§ What to work on
Starting with the line that contains "What text is on this page?", return every line through the end of the listing below exactly as written. Omit the pictures.

§ The data
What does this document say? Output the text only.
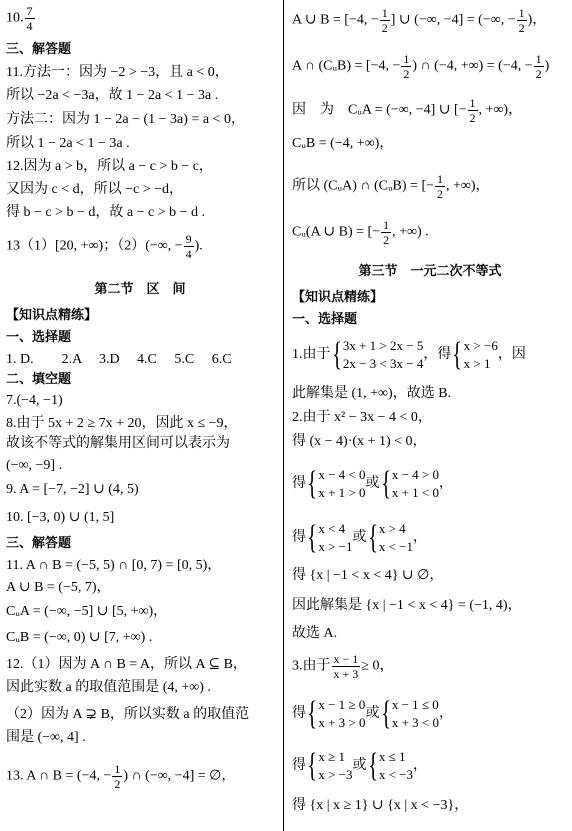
10. $\frac{7}{4}$
三、解答题
11.方法一：因为 −2 > −3，且 a < 0，
所以 −2a < −3a，故 1 − 2a < 1 − 3a .
方法二：因为 1 − 2a − (1 − 3a) = a < 0，
所以 1 − 2a < 1 − 3a .
12.因为 a > b，所以 a − c > b − c，
又因为 c < d，所以 −c > −d，
得 b − c > b − d，故 a − c > b − d .
13（1）[20, +∞)；（2）(−∞, − $\frac{9}{4}$ ).
第二节　区　间
【知识点精练】
一、选择题
1. D.　　2.A　 3.D　 4.C　 5.C　 6.C
二、填空题
7.(−4, −1)
8.由于 5x + 2 ≥ 7x + 20，因此 x ≤ −9，
故该不等式的解集用区间可以表示为
(−∞, −9] .
9. A = [−7, −2] ∪ (4, 5)
10. [−3, 0) ∪ (1, 5]
三、解答题
11. A ∩ B = (−5, 5) ∩ [0, 7) = [0, 5)，
A ∪ B = (−5, 7)，
CᵤA = (−∞, −5] ∪ [5, +∞)，
CᵤB = (−∞, 0) ∪ [7, +∞) .
12.（1）因为 A ∩ B = A，所以 A ⊆ B，
因此实数 a 的取值范围是 (4, +∞) .
（2）因为 A ⊋ B，所以实数 a 的取值范
围是 (−∞, 4] .
13. A ∩ B = (−4, − $\frac{1}{2}$ ) ∩ (−∞, −4] = ∅，
A ∪ B = [−4, − $\frac{1}{2}$ ] ∪ (−∞, −4] = (−∞, − $\frac{1}{2}$ )，
A ∩ (CᵤB) = [−4, − $\frac{1}{2}$ ) ∩ (−4, +∞) = (−4, − $\frac{1}{2}$ )
因　为　CᵤA = (−∞, −4] ∪ [− $\frac{1}{2}$ , +∞)，
CᵤB = (−4, +∞)，
所以 (CᵤA) ∩ (CᵤB) = [− $\frac{1}{2}$ , +∞)，
Cᵤ(A ∪ B) = [− $\frac{1}{2}$ , +∞) .
第三节　一元二次不等式
【知识点精练】
一、选择题
1.由于{ 3x + 1 > 2x − 5
2x − 3 < 3x − 4
，得{ x > −6
x > 1
，因
此解集是 (1, +∞)，故选 B.
2.由于 x² − 3x − 4 < 0，
得 (x − 4)·(x + 1) < 0，
得{ x − 4 < 0
x + 1 > 0
或{ x − 4 > 0
x + 1 < 0
，
得{ x < 4
x > −1
或{ x > 4
x < −1
，
得 {x | −1 < x < 4} ∪ ∅，
因此解集是 {x | −1 < x < 4} = (−1, 4)，
故选 A.
3.由于 $\frac{x - 1}{x + 3} \ge 0$，
得{ x − 1 ≥ 0
x + 3 > 0
或{ x − 1 ≤ 0
x + 3 < 0
，
得{ x ≥ 1
x > −3
或{ x ≤ 1
x < −3
，
得 {x | x ≥ 1} ∪ {x | x < −3}，
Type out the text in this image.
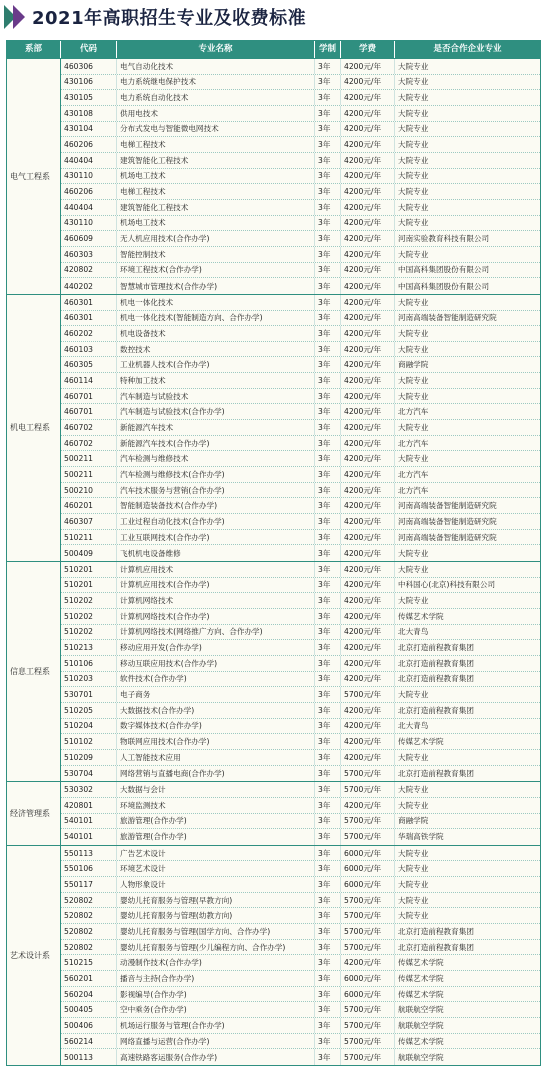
2021年高职招生专业及收费标准
系部	代码	专业名称	学制	学费	是否合作企业专业
电气工程系
460306	电气自动化技术	3年	4200元/年	大院专业
430106	电力系统继电保护技术	3年	4200元/年	大院专业
430105	电力系统自动化技术	3年	4200元/年	大院专业
430108	供用电技术	3年	4200元/年	大院专业
430104	分布式发电与智能微电网技术	3年	4200元/年	大院专业
460206	电梯工程技术	3年	4200元/年	大院专业
440404	建筑智能化工程技术	3年	4200元/年	大院专业
430110	机场电工技术	3年	4200元/年	大院专业
460206	电梯工程技术	3年	4200元/年	大院专业
440404	建筑智能化工程技术	3年	4200元/年	大院专业
430110	机场电工技术	3年	4200元/年	大院专业
460609	无人机应用技术(合作办学)	3年	4200元/年	河南实验教育科技有限公司
460303	智能控制技术	3年	4200元/年	大院专业
420802	环境工程技术(合作办学)	3年	4200元/年	中国高科集团股份有限公司
440202	智慧城市管理技术(合作办学)	3年	4200元/年	中国高科集团股份有限公司
机电工程系
460301	机电一体化技术	3年	4200元/年	大院专业
460301	机电一体化技术(智能制造方向、合作办学)	3年	4200元/年	河南高端装备智能制造研究院
460202	机电设备技术	3年	4200元/年	大院专业
460103	数控技术	3年	4200元/年	大院专业
460305	工业机器人技术(合作办学)	3年	4200元/年	商融学院
460114	特种加工技术	3年	4200元/年	大院专业
460701	汽车制造与试验技术	3年	4200元/年	大院专业
460701	汽车制造与试验技术(合作办学)	3年	4200元/年	北方汽车
460702	新能源汽车技术	3年	4200元/年	大院专业
460702	新能源汽车技术(合作办学)	3年	4200元/年	北方汽车
500211	汽车检测与维修技术	3年	4200元/年	大院专业
500211	汽车检测与维修技术(合作办学)	3年	4200元/年	北方汽车
500210	汽车技术服务与营销(合作办学)	3年	4200元/年	北方汽车
460201	智能制造装备技术(合作办学)	3年	4200元/年	河南高端装备智能制造研究院
460307	工业过程自动化技术(合作办学)	3年	4200元/年	河南高端装备智能制造研究院
510211	工业互联网技术(合作办学)	3年	4200元/年	河南高端装备智能制造研究院
500409	飞机机电设备维修	3年	4200元/年	大院专业
信息工程系
510201	计算机应用技术	3年	4200元/年	大院专业
510201	计算机应用技术(合作办学)	3年	4200元/年	中科国心(北京)科技有限公司
510202	计算机网络技术	3年	4200元/年	大院专业
510202	计算机网络技术(合作办学)	3年	4200元/年	传媒艺术学院
510202	计算机网络技术(网络推广方向、合作办学)	3年	4200元/年	北大青鸟
510213	移动应用开发(合作办学)	3年	4200元/年	北京打造前程教育集团
510106	移动互联应用技术(合作办学)	3年	4200元/年	北京打造前程教育集团
510203	软件技术(合作办学)	3年	4200元/年	北京打造前程教育集团
530701	电子商务	3年	5700元/年	大院专业
510205	大数据技术(合作办学)	3年	4200元/年	北京打造前程教育集团
510204	数字媒体技术(合作办学)	3年	4200元/年	北大青鸟
510102	物联网应用技术(合作办学)	3年	4200元/年	传媒艺术学院
510209	人工智能技术应用	3年	4200元/年	大院专业
530704	网络营销与直播电商(合作办学)	3年	5700元/年	北京打造前程教育集团
经济管理系
530302	大数据与会计	3年	5700元/年	大院专业
420801	环境监测技术	3年	4200元/年	大院专业
540101	旅游管理(合作办学)	3年	5700元/年	商融学院
540101	旅游管理(合作办学)	3年	5700元/年	华瑞高铁学院
艺术设计系
550113	广告艺术设计	3年	6000元/年	大院专业
550106	环境艺术设计	3年	6000元/年	大院专业
550117	人物形象设计	3年	6000元/年	大院专业
520802	婴幼儿托育服务与管理(早教方向)	3年	5700元/年	大院专业
520802	婴幼儿托育服务与管理(幼教方向)	3年	5700元/年	大院专业
520802	婴幼儿托育服务与管理(国学方向、合作办学)	3年	5700元/年	北京打造前程教育集团
520802	婴幼儿托育服务与管理(少儿编程方向、合作办学)	3年	5700元/年	北京打造前程教育集团
510215	动漫制作技术(合作办学)	3年	4200元/年	传媒艺术学院
560201	播音与主持(合作办学)	3年	6000元/年	传媒艺术学院
560204	影视编导(合作办学)	3年	6000元/年	传媒艺术学院
500405	空中乘务(合作办学)	3年	5700元/年	航联航空学院
500406	机场运行服务与管理(合作办学)	3年	5700元/年	航联航空学院
560214	网络直播与运营(合作办学)	3年	5700元/年	传媒艺术学院
500113	高速铁路客运服务(合作办学)	3年	5700元/年	航联航空学院
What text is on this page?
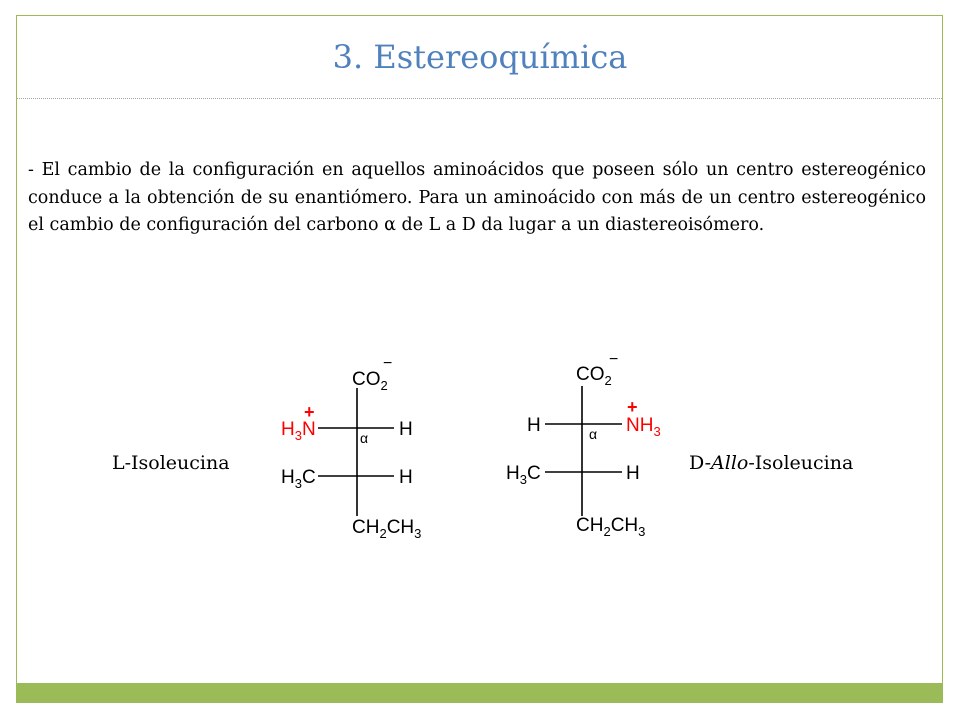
3. Estereoquímica
- El cambio de la configuración en aquellos aminoácidos que poseen sólo un centro estereogénico conduce a la obtención de su enantiómero. Para un aminoácido con más de un centro estereogénico el cambio de configuración del carbono α de L a D da lugar a un diastereoisómero.
L-Isoleucina	D-Allo-Isoleucina
$CO_2$
−
+
$H_3N$	α H
$H_3C$	H
$CH_2CH_3$
$CO_2$
−
H	α
+
$NH_3$
$H_3C$	H
$CH_2CH_3$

§ Result of the task
What text is on this page?
3. Estereoquímica
- El cambio de la configuración en aquellos aminoácidos que poseen sólo un centro estereogénico conduce a la obtención de su enantiómero. Para un aminoácido con más de un centro estereogénico el cambio de configuración del carbono α de L a D da lugar a un diastereoisómero.
L-Isoleucina	D-Allo-Isoleucina
$CO_2$
−
+
$H_3N$	α H
$H_3C$	H
$CH_2CH_3$
$CO_2$
−
H	α
+
$NH_3$
$H_3C$	H
$CH_2CH_3$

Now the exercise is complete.